**Exercícios propostos:**
1 - No trecho sobre o filme Ghost Dog, qual placa Ghost Dog coloca no carro roubado no lugar da placa do "Industrial State"?
2 - Retome o texto sobre o filme Ghost Dog de Jarmusch a partir do ponto em que ele termina.

**Trecho do documento:**
______________________________

Da mesma forma se porta perante
a trilha sonora, outra área de muito interesse para Jarmusch. Seu
Ghost Dog tem no Japão antigo a sua inspiração, mas
é claro que é um homem norte americano negro, e que por
isso não pode fugir de outras tradições que os samurais
jamais poderiam imaginar. No caso, a música negra que ele ouve
em cada carro que furta para realizar seus trabalhos. Todas as principais
vertentes formadoras do som negro americano são ouvidas ali, o
jazz, o reggae, o hip-hop, o soul. Talvez falte apenas o blues dar sua
cara. Em cada cena, em cada ação, em cada som Jarmusch cria
então significados. Um exemplo banal é quando Ghost Dog
pára para trocar as placas do carro roubado. Algo que podia ser
apenas descritivo. No entanto, reparando bem, vemos que ele tira a placa
do "Industrial State" (nos EUA, cada estado tem um "lema", um "slogan"
nas placas de carro), o Estado Industrial ao qual ele não se filia
de jeito nenhum, e a substitui pela do "Highway State", o Estado das Estradas,
dos Caminhos, do qual ele certamente faz parte. São detalhes no
todo desimportantes como este, mas que dão noção
do rigor e do cuidado do diretor que dão força ao filme.
Até aí, muito
se disse que poderia provar a excelência do trabalho de Jarmusch.
No entanto, se bem notado, tudo que se descreveu até agora poderia
indicar um diretor educado, cuidadoso e talentoso, mas um filme apenas
saudosista e que, ao negar o presente e o futuro em troca de uma nostalgia
do passado, mostre-se negativo e não construtivo. Não é
o caso, e nem poderia ser para quem conhece o diretor. Dentro de todo
esse rigor há o espaço necessário a afirmação
do futuro e do presente sim. Só que o que se deseja é que
eles não surjam em detrimento do passado e das tradições.

______________________________

**Listagem fornecida:**
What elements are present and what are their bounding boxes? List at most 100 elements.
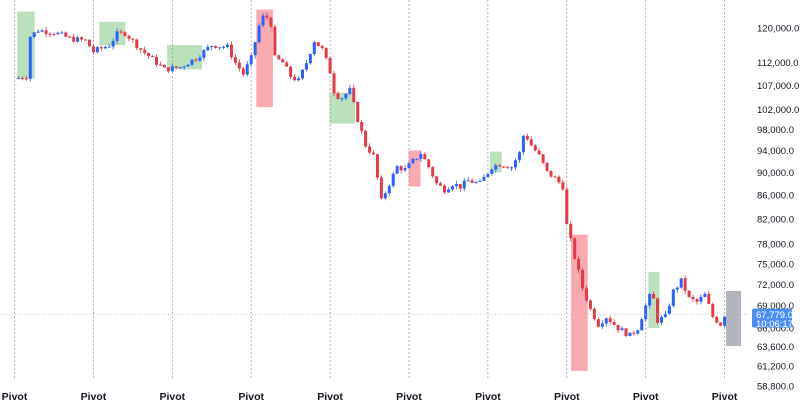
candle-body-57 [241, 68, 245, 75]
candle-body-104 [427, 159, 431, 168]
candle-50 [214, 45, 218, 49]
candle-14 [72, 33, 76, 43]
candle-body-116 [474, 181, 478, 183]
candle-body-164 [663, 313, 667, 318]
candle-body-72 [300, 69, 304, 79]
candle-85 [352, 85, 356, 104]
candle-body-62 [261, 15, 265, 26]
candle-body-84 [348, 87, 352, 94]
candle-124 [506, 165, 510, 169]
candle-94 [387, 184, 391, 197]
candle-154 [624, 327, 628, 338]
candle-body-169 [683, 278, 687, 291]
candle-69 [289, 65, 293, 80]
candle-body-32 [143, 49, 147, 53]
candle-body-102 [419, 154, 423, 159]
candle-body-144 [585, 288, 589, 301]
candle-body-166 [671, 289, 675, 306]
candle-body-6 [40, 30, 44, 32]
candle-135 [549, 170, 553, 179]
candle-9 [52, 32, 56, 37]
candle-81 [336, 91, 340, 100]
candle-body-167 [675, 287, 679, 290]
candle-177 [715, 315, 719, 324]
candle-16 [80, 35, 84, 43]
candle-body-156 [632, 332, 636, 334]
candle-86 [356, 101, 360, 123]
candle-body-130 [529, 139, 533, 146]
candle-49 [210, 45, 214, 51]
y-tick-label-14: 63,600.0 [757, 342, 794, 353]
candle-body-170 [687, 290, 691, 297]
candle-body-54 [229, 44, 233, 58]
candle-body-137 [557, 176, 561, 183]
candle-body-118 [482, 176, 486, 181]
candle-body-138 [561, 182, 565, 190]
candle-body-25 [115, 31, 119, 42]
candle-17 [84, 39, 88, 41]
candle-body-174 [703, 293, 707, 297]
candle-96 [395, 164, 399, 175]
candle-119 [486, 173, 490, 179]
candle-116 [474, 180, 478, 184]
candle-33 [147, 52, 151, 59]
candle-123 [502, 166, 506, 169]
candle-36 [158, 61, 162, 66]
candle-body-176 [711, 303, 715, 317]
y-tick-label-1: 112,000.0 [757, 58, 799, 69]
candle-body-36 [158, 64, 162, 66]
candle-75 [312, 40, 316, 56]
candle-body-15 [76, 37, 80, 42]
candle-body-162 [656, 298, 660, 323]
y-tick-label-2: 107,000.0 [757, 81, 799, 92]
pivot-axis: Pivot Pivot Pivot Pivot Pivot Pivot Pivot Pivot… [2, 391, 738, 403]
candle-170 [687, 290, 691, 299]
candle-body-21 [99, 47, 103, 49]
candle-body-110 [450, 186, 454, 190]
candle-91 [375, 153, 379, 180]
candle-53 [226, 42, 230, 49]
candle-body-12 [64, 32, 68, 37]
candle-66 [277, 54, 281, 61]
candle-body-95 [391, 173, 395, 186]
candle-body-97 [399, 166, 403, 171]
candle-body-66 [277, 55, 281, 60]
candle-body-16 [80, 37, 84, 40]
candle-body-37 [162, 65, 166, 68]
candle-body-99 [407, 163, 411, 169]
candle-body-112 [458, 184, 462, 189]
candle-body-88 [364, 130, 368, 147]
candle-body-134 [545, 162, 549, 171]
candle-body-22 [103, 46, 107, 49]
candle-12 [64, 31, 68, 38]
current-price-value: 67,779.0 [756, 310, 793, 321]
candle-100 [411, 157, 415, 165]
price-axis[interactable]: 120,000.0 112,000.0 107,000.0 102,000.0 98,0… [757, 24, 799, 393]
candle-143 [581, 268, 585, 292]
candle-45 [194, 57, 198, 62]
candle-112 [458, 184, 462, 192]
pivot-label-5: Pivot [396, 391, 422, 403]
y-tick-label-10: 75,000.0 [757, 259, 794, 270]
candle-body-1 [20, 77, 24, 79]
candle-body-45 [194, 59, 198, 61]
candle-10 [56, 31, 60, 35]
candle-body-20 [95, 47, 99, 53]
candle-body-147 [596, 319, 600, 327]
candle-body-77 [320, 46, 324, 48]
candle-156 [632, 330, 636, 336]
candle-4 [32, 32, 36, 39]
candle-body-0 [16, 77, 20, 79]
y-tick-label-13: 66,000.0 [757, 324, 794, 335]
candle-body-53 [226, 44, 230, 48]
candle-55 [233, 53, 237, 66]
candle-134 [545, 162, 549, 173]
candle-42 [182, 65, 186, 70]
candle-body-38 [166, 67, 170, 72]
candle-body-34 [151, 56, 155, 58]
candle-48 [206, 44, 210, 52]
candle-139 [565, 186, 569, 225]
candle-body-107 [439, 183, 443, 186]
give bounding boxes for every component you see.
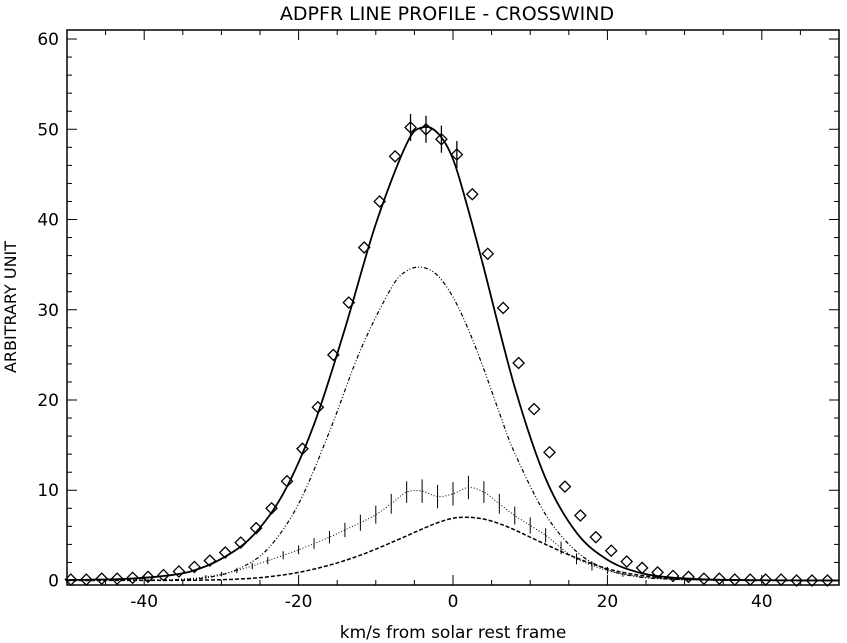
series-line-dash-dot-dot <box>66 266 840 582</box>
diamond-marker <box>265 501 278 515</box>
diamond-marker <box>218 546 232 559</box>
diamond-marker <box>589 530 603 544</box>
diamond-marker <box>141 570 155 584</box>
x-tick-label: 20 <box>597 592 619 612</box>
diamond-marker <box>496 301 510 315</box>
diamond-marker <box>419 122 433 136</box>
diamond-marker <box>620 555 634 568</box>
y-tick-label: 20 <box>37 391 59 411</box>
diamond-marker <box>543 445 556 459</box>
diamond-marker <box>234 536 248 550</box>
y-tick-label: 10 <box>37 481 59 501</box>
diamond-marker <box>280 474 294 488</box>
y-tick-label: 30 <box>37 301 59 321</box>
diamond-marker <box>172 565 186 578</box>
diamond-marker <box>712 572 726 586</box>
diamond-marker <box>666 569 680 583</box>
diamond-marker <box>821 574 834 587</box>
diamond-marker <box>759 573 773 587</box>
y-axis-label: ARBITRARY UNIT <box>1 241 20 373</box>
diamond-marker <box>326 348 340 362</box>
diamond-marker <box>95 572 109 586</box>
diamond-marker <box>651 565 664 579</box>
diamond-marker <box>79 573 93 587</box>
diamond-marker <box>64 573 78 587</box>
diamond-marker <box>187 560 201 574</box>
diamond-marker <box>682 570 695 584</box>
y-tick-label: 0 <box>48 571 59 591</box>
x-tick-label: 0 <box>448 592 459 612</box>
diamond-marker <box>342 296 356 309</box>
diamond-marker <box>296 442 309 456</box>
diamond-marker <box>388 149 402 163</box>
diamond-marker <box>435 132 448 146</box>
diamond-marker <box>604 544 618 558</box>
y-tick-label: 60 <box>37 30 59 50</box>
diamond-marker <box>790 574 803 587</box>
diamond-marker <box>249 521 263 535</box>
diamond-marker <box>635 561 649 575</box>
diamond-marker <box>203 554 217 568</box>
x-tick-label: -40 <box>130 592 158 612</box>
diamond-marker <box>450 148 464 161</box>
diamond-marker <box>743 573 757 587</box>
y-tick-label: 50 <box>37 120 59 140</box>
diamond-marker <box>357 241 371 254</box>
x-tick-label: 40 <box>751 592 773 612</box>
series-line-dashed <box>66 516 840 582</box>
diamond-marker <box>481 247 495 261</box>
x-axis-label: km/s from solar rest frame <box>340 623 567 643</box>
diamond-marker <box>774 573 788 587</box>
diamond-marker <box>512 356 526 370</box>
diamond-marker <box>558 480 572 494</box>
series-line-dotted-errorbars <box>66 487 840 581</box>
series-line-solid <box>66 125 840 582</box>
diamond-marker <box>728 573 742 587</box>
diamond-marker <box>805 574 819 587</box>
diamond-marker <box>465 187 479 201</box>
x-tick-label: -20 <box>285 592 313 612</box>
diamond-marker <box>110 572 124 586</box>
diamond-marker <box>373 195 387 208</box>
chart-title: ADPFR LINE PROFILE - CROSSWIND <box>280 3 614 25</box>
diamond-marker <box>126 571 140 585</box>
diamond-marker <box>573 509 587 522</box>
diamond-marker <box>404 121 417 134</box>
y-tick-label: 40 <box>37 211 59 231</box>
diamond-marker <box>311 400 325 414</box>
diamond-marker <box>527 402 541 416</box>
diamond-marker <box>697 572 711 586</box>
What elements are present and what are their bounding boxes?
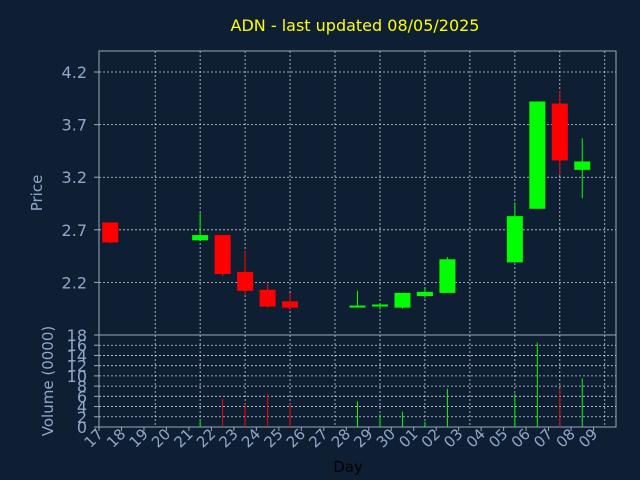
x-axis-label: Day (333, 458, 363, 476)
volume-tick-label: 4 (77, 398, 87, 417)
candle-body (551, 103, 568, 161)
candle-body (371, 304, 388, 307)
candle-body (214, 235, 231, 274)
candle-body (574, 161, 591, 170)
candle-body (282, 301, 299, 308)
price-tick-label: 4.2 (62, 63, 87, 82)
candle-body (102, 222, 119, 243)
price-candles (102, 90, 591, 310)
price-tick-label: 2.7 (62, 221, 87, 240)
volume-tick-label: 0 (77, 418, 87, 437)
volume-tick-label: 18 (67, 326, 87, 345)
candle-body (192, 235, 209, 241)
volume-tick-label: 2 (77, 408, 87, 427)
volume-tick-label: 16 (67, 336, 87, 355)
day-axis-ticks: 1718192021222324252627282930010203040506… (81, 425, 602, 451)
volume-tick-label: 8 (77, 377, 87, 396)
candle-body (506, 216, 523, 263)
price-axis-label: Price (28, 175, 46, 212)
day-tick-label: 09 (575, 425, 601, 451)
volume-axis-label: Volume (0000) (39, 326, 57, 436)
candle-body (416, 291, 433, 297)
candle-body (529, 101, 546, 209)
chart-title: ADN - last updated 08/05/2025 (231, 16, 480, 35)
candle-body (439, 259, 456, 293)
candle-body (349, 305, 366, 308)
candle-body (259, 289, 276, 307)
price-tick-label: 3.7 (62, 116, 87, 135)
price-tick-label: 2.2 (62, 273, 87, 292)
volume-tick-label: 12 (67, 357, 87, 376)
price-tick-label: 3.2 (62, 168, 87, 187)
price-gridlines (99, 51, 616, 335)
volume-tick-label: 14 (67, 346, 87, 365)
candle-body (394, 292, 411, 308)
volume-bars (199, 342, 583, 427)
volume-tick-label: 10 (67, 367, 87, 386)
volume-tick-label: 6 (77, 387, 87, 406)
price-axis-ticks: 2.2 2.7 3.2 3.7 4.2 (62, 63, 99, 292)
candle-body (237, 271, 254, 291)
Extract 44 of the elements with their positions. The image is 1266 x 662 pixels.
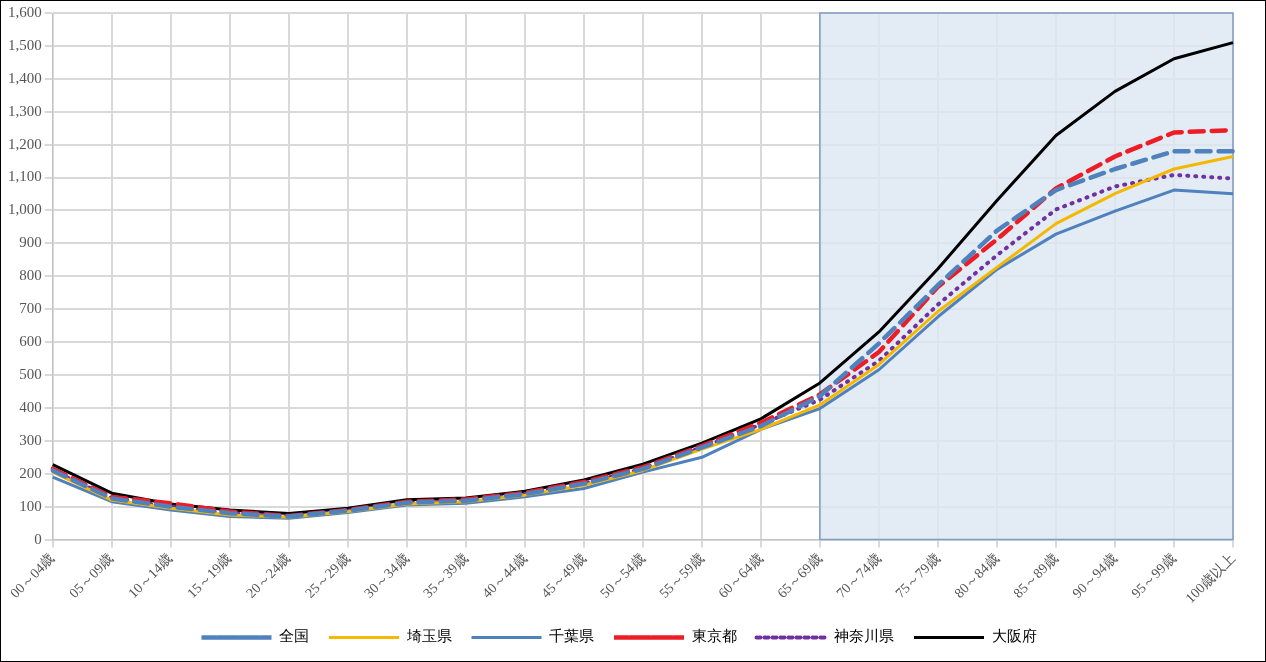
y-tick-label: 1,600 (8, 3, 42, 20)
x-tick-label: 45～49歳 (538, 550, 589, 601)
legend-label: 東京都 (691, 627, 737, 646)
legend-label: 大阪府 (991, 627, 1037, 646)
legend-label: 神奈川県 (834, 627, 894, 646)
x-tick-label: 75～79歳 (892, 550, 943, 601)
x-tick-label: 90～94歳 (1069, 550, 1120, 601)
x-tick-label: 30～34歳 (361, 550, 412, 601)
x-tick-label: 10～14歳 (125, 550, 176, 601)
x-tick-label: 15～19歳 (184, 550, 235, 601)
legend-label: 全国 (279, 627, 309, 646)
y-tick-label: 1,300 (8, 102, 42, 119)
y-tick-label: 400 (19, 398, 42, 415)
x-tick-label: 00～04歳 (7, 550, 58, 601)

______________________________

**Respostas:**
1 - A placa do "Highway State", o Estado das Estradas.

2 -
Se em O Leopardo os aristocratas decadentes percebiam o momento
de mudar para que tudo ficasse igual, em Ghost Dog o código
do samurai nos indica que devemos buscar o melhor em cada geração.
Para isso Jarmusch faz uso
de três personagens e de um componente do filme. O componente é
a já citada trilha sonora. Ela dá sempre a contemporaneidade
necessária às ações, sem ir contra elas. O
rapper RZA compôs todas as músicas do filme, e elas têm
um caráter quase de mantra que dão o ritmo da respiração,
do movimento do Ghost Dog, seja ao ensaiar com a katana, seja ao dirigir
pelas ruas. É uma trilha que nos segura no presente sem entrar
em conflito nunca com o personagem e suas tradiçoes. A trilha se
une á fotografia extremamente contrastada de Robby Muller, e o
uso constante de fusões e fades para criar no filme o ritmo do
movimento e do pensamento do Ghost Dog. Quase no fim do filme uma cena
que talvez seja a mais metafórica e importante, embora, sem palavras
ou função diretamente narrativa. Assim que aparece o texto
que indica a necessidade de se viver "o melhor de cada geração",
Ghost Dog cruza na rua com um homem negro. Se cumprimentam com respeito,
como se houvesse ali uma passagem de cetro. O filme continua normalmente,
aquele personagem não mais aparece. Quem prestou real atenção
no texto ou conhece algo de música negra americana reconheceu a
figura: é o próprio RZA, autor da trilha. Assim, Jarmusch
fecha a idéia de passagem da tradição, de manutenção
da ética de um código dentro de signos atualizados. O rap
dele é uma das formas...
Os outros três personagens
são bem mais explícitos: a filha do chefão Vargo,
o vendedor de sorvetes e Pearline, a garotinha. A filha de Vargo é
que deflagra a trama por estar aonde não poderia. Também
é ela quem dá o livro Rashomon a Ghost Dog. Mas seu
maior interesse vem mesmo no final. Até lá, ela parece uma
personagem assustada e fora de contato com aquela realidade violenta.
No final no entanto, ela surge rapidamente, após todos os outros
mafiosos terem sido mortos, sentada no carro com a presença física
e a segurança de uma chefe de família. É como se
a tradição tivesse sido naturalmente passada a ela. Louie,
o mestre de Ghost Dog e único que ele não mata, a respeita
como tal. Talvez por isso Ghost Dog nunca a mate, pois sabe que nela está
a semente do futuro daquela tradição (numa mulher, como
não poderia deixar de ser). Os outros dois personagens ligados
aos futuro não participam diretamente da trama com os mafiosos.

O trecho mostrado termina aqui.